### [Work order]
Whenever a line in the material below contains "options", copy that line.

### [Input records]

——

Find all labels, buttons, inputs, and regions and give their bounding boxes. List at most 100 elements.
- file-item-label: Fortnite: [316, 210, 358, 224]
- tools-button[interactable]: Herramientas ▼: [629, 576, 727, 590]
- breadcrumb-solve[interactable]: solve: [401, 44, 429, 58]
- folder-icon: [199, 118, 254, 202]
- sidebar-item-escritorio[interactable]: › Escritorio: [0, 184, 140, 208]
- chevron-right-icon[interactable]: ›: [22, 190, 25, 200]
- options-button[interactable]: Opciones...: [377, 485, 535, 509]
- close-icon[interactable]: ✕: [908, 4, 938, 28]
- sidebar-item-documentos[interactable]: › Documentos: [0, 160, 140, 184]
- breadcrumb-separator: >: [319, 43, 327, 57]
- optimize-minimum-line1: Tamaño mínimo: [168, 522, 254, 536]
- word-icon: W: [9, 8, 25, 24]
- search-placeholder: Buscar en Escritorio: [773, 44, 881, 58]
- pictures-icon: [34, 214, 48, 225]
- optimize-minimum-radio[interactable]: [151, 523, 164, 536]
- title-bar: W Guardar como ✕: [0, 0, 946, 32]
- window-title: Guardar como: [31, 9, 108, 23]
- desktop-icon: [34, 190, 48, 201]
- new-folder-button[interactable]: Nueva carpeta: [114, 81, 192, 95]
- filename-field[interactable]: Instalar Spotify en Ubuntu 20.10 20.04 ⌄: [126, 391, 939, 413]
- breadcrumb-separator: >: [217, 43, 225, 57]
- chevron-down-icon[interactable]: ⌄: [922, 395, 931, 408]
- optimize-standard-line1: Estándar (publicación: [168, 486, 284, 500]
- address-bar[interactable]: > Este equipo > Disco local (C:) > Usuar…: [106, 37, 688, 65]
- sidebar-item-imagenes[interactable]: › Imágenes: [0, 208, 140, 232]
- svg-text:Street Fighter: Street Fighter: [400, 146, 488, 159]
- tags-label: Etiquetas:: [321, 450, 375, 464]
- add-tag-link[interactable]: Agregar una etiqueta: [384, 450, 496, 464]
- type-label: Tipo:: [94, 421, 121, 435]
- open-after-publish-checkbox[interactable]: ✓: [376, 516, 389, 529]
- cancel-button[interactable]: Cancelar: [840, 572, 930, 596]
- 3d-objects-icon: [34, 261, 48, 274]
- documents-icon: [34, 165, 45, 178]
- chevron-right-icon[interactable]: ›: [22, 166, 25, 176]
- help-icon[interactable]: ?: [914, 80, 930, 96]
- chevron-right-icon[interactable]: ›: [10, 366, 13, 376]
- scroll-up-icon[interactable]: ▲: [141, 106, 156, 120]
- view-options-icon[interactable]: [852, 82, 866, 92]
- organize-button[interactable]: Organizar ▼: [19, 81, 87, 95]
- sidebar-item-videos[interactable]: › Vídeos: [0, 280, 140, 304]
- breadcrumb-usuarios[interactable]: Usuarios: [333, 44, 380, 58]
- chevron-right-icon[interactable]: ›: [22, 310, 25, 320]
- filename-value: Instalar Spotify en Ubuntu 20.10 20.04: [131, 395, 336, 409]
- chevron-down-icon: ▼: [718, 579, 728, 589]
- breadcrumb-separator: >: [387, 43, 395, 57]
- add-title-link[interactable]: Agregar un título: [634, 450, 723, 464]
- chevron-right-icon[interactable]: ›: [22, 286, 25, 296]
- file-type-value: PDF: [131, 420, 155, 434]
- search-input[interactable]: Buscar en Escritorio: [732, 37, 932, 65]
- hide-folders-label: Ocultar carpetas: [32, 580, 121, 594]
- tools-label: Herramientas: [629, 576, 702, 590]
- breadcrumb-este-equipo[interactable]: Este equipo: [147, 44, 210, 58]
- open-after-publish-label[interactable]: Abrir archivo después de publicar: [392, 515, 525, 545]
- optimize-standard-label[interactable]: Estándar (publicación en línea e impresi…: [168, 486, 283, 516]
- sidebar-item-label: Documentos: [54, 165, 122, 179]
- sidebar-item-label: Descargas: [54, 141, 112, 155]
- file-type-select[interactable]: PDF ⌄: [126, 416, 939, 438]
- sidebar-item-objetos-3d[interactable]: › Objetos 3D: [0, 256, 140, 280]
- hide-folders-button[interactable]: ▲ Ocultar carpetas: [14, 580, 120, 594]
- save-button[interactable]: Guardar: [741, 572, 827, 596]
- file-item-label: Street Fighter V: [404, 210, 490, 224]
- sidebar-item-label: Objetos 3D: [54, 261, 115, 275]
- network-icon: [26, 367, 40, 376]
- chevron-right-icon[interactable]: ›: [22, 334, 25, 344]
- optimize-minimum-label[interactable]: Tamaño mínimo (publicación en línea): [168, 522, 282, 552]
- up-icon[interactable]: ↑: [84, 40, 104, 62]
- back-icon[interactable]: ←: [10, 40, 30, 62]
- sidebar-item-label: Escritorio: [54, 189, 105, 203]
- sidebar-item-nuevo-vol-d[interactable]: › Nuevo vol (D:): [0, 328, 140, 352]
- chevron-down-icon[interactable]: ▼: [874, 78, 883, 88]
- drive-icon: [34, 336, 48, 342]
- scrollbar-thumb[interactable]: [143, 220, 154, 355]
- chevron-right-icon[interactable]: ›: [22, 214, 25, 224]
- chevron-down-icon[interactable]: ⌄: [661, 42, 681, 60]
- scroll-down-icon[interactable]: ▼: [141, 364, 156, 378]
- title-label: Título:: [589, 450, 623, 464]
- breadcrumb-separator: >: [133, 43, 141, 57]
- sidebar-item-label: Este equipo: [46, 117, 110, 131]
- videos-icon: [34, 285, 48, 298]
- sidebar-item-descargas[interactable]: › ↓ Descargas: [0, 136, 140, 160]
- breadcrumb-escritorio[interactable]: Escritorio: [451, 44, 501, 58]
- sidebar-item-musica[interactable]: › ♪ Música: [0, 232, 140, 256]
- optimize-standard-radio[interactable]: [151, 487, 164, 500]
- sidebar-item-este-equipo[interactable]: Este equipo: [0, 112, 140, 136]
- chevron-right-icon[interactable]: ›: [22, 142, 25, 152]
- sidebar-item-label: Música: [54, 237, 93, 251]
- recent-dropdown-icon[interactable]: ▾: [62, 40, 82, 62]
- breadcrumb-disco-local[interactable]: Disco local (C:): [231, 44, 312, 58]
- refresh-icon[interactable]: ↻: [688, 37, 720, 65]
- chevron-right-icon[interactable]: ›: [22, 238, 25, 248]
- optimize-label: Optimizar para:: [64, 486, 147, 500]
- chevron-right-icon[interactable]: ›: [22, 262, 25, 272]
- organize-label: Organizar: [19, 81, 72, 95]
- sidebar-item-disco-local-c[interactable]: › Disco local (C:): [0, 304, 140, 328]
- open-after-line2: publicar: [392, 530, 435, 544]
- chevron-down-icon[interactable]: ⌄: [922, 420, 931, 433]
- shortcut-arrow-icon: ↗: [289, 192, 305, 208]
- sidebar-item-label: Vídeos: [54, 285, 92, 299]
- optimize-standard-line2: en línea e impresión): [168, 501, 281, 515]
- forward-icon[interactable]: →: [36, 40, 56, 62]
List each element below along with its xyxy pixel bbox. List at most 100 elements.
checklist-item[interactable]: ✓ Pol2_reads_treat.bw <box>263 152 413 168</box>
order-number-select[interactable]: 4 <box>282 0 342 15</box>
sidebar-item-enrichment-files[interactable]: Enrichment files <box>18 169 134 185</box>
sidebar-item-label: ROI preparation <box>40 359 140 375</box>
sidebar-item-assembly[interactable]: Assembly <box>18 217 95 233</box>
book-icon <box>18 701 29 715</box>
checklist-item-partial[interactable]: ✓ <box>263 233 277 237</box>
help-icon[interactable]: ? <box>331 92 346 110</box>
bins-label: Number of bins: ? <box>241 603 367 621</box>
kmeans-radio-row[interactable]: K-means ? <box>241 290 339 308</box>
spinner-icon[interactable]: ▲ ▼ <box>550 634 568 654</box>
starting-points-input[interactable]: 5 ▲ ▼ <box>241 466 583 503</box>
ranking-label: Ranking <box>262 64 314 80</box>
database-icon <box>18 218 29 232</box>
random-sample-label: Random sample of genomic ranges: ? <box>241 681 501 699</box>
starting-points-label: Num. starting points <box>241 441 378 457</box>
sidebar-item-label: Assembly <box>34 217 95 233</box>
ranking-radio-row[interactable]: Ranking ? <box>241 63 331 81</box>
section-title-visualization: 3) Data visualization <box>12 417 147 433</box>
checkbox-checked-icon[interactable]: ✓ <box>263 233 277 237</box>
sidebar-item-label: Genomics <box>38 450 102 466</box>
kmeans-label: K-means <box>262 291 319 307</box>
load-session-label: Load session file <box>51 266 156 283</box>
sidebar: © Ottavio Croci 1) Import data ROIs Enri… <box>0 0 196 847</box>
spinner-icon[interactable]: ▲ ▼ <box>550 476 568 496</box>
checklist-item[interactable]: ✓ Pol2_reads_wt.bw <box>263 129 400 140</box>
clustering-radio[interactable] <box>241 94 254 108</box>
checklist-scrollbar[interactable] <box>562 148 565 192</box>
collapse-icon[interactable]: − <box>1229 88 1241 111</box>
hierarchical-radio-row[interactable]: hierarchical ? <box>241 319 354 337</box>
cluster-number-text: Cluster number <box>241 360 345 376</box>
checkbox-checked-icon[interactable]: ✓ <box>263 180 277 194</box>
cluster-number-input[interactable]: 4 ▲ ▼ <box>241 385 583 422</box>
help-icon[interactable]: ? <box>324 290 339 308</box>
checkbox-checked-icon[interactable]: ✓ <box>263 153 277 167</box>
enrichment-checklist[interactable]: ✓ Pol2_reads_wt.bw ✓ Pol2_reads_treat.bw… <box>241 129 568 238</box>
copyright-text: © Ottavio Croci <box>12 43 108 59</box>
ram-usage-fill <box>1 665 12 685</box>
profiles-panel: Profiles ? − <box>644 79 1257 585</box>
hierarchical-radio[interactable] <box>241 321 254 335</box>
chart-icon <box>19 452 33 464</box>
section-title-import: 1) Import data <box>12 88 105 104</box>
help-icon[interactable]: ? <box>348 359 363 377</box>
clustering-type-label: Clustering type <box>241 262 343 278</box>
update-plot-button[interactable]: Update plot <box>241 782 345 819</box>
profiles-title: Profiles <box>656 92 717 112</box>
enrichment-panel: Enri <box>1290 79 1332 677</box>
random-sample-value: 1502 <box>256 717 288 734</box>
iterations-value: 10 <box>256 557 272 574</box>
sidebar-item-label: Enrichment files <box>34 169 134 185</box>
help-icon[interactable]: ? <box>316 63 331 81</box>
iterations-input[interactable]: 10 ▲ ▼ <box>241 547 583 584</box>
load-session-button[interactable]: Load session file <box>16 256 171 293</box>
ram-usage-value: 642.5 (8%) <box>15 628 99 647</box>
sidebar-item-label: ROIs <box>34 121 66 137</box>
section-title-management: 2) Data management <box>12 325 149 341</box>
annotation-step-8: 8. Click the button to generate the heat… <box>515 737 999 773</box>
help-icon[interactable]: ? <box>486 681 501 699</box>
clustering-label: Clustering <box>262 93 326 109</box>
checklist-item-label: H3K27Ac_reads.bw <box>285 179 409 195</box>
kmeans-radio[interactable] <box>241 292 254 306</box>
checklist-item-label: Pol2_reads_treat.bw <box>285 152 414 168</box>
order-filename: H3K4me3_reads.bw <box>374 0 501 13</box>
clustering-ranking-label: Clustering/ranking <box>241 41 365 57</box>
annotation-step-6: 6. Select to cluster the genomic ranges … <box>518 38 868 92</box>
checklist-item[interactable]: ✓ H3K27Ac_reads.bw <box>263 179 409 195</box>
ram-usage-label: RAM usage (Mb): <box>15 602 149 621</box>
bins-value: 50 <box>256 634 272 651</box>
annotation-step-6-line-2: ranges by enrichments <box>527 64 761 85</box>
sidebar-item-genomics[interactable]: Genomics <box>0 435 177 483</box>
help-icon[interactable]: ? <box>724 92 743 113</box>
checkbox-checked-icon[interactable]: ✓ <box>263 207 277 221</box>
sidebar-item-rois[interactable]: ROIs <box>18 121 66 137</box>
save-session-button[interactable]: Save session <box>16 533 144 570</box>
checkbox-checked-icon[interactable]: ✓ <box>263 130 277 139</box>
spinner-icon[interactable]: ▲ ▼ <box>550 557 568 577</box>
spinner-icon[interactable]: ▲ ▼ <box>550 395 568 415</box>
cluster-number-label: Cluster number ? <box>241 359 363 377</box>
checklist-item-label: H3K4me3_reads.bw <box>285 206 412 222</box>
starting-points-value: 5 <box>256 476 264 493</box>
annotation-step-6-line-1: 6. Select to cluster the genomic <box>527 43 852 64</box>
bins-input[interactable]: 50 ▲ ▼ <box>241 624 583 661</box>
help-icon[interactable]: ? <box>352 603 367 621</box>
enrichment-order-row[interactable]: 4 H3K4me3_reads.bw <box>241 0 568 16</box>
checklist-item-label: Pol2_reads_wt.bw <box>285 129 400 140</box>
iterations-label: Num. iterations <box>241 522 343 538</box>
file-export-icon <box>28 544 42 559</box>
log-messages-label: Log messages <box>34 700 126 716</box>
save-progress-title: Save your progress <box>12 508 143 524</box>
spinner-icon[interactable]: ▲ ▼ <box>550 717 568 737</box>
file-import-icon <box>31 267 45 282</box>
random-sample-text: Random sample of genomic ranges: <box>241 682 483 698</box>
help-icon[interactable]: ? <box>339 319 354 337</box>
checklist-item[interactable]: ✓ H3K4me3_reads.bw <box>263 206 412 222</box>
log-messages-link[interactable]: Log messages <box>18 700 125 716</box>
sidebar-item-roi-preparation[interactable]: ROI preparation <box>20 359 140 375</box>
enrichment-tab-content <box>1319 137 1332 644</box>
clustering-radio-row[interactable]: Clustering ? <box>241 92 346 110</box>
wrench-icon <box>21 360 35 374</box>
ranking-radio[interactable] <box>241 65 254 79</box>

——

### [Reply]
- options-button[interactable]: Opciones...: [377, 485, 535, 509]
- view-options-icon[interactable]: [852, 82, 866, 92]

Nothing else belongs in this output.